Report how many lines in the entries below have the word "should" in them, and give no other words.

——————

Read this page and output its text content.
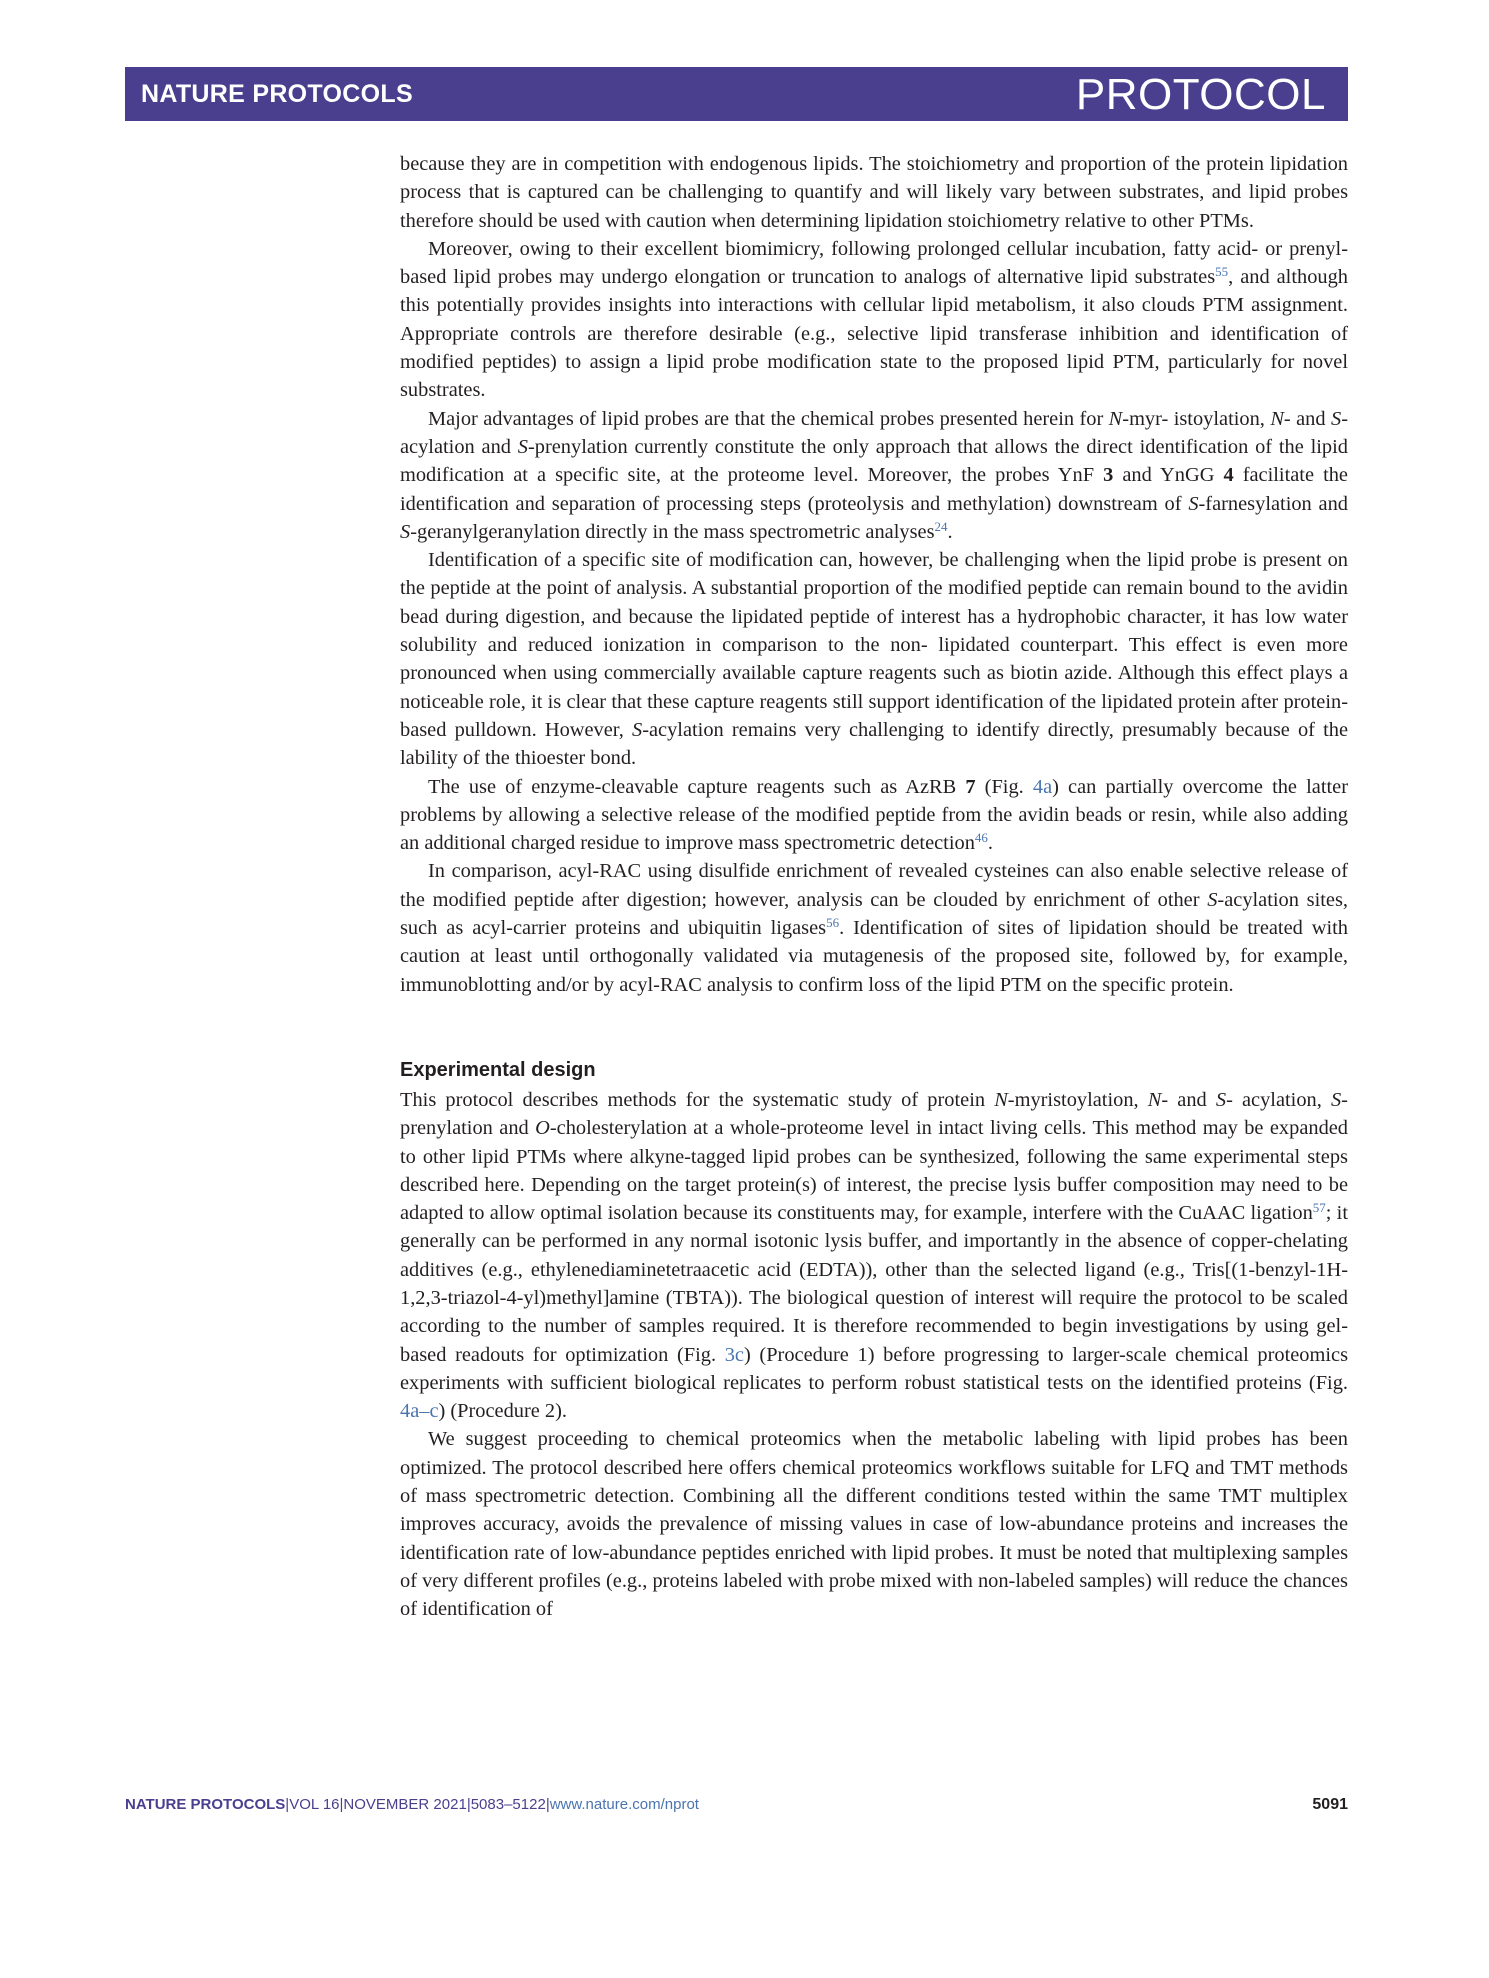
NATURE PROTOCOLS	PROTOCOL

because they are in competition with endogenous lipids. The stoichiometry and proportion of the protein lipidation process that is captured can be challenging to quantify and will likely vary between substrates, and lipid probes therefore should be used with caution when determining lipidation stoichiometry relative to other PTMs.

Moreover, owing to their excellent biomimicry, following prolonged cellular incubation, fatty acid- or prenyl-based lipid probes may undergo elongation or truncation to analogs of alternative lipid substrates$^{55}$, and although this potentially provides insights into interactions with cellular lipid metabolism, it also clouds PTM assignment. Appropriate controls are therefore desirable (e.g., selective lipid transferase inhibition and identification of modified peptides) to assign a lipid probe modification state to the proposed lipid PTM, particularly for novel substrates.

Major advantages of lipid probes are that the chemical probes presented herein for N-myr- istoylation, N- and S-acylation and S-prenylation currently constitute the only approach that allows the direct identification of the lipid modification at a specific site, at the proteome level. Moreover, the probes YnF 3 and YnGG 4 facilitate the identification and separation of processing steps (proteolysis and methylation) downstream of S-farnesylation and S-geranylgeranylation directly in the mass spectrometric analyses$^{24}$.

Identification of a specific site of modification can, however, be challenging when the lipid probe is present on the peptide at the point of analysis. A substantial proportion of the modified peptide can remain bound to the avidin bead during digestion, and because the lipidated peptide of interest has a hydrophobic character, it has low water solubility and reduced ionization in comparison to the non- lipidated counterpart. This effect is even more pronounced when using commercially available capture reagents such as biotin azide. Although this effect plays a noticeable role, it is clear that these capture reagents still support identification of the lipidated protein after protein-based pulldown. However, S-acylation remains very challenging to identify directly, presumably because of the lability of the thioester bond.

The use of enzyme-cleavable capture reagents such as AzRB 7 (Fig. 4a) can partially overcome the latter problems by allowing a selective release of the modified peptide from the avidin beads or resin, while also adding an additional charged residue to improve mass spectrometric detection$^{46}$.

In comparison, acyl-RAC using disulfide enrichment of revealed cysteines can also enable selective release of the modified peptide after digestion; however, analysis can be clouded by enrichment of other S-acylation sites, such as acyl-carrier proteins and ubiquitin ligases$^{56}$. Identification of sites of lipidation should be treated with caution at least until orthogonally validated via mutagenesis of the proposed site, followed by, for example, immunoblotting and/or by acyl-RAC analysis to confirm loss of the lipid PTM on the specific protein.

Experimental design

This protocol describes methods for the systematic study of protein N-myristoylation, N- and S- acylation, S-prenylation and O-cholesterylation at a whole-proteome level in intact living cells. This method may be expanded to other lipid PTMs where alkyne-tagged lipid probes can be synthesized, following the same experimental steps described here. Depending on the target protein(s) of interest, the precise lysis buffer composition may need to be adapted to allow optimal isolation because its constituents may, for example, interfere with the CuAAC ligation$^{57}$; it generally can be performed in any normal isotonic lysis buffer, and importantly in the absence of copper-chelating additives (e.g., ethylenediaminetetraacetic acid (EDTA)), other than the selected ligand (e.g., Tris[(1-benzyl-1H- 1,2,3-triazol-4-yl)methyl]amine (TBTA)). The biological question of interest will require the protocol to be scaled according to the number of samples required. It is therefore recommended to begin investigations by using gel-based readouts for optimization (Fig. 3c) (Procedure 1) before progressing to larger-scale chemical proteomics experiments with sufficient biological replicates to perform robust statistical tests on the identified proteins (Fig. 4a–c) (Procedure 2).

We suggest proceeding to chemical proteomics when the metabolic labeling with lipid probes has been optimized. The protocol described here offers chemical proteomics workflows suitable for LFQ and TMT methods of mass spectrometric detection. Combining all the different conditions tested within the same TMT multiplex improves accuracy, avoids the prevalence of missing values in case of low-abundance proteins and increases the identification rate of low-abundance peptides enriched with lipid probes. It must be noted that multiplexing samples of very different profiles (e.g., proteins labeled with probe mixed with non-labeled samples) will reduce the chances of identification of

NATURE PROTOCOLS|VOL 16|NOVEMBER 2021|5083–5122|www.nature.com/nprot	5091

——————

**Exercise output:**
2